*EXERCISE INSTRUCTIONS*:
A: According to the passage on the Law Society's Building Safety Act guide, how often must developers report their progress to Government under a developer remediation contract?
B: Extend the passage on the Law Society's Building Safety Act guide, picking up after its final sentence.

*TEXT PASSAGE*:
------------------------------------------------------------
THE LAW Society has issued a comprehensive Guide to the Building Safety Act, which has been produced at the request of members in order to assist them in acting on behalf of the sellers and buyers of leasehold properties where the 2022 Act of Parliament applies.

The Building Safety Act 2022 is, of course, a complex document, with new primary and secondary legislation yet to come and ongoing amendments to the existing legislation being brought forward.

Primarily for those acting in residential leasehold conveyancing matters in relation to individual properties, the Guide to the Building Safety Act 2022 provides information on who pays to remediate tall buildings affected by fire safety issues, general criteria for working on matters relating to the Act, establishing if a building is in scope, advice for sellers as well as buyers and lenders, detail around leaseholder-owned blocks and the current position in Wales (The Law Society’s document applies to the position in England).

The Law Society has worked in tandem with the Department for Levelling Up, Housing and Communities to provide supplementary Frequently Asked Questions and illustrations of some situations that solicitors may well encounter in practice.

Most major developers and housebuilders have agreed to fix ‘life-critical fire safety defects’ and have entered into remediation contracts with Government. A key step for conveyancers, then, is to establish the status of any remediation contract and the works agreed.

The developer remediation contract requires developers to:

*identify, assess and remediate buildings as soon as reasonably practicable

*report to Government on their progress on a quarterly basis

*take steps to keep residents informed about the progress of the works

Under these contracts, the developers agree to remediate life-critical fire safety works in buildings over 11 metres and more than five storeys.

Developer remediation contracts are backed in legislation by the Responsible Actors Scheme. This allows for serious penalties to be handed down to developers if they don’t comply.

As most major developers have entered into developer remediation contracts, most affected relevant buildings should be remediated in respect of ‘life-critical fire safety defects’ without recourse to long leaseholders.
------------------------------------------------------------
*RECORDED DATA*:
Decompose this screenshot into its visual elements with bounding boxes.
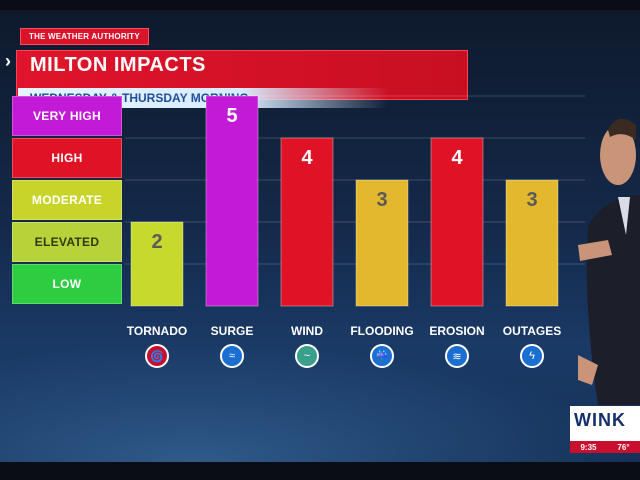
------------------------------------------------------------
*RESULTS OF THE TASKS*:
A: On a quarterly basis.

B:
Cladding-related remediation costs

The Building Safety Act 2022 provides leaseholders with statutory protection from the costs of cladding remediation. In essence, ‘cladding remediation’ references the removal or replacement of any part of a cladding system that forms the outer wall of an external wall system and is deemed unsafe.

There are different cladding schemes for properties in buildings that are:

*over 18 metres hight or more than seven storeys containing at least two flats (ie ‘higher-risk’ buildings)

*between 11 metres and 18 metres or are over five storeys and containing at least two flats

For buildings over 18 metres that are at least seven storeys and contain at least two residential units, the Building Safety Register has been established. This id purpose-designed to hold information about these ‘higher-risk’ buildings and the building assessment certificates they need to have.

The Building Safety Act 2022 and the Fire Safety (England) Regulations 2022 require ‘Accountable Persons’ and ‘Responsible Persons’ to electronically share building information with regulators. When available, the building assessment certificate will be displayed in the relevant building.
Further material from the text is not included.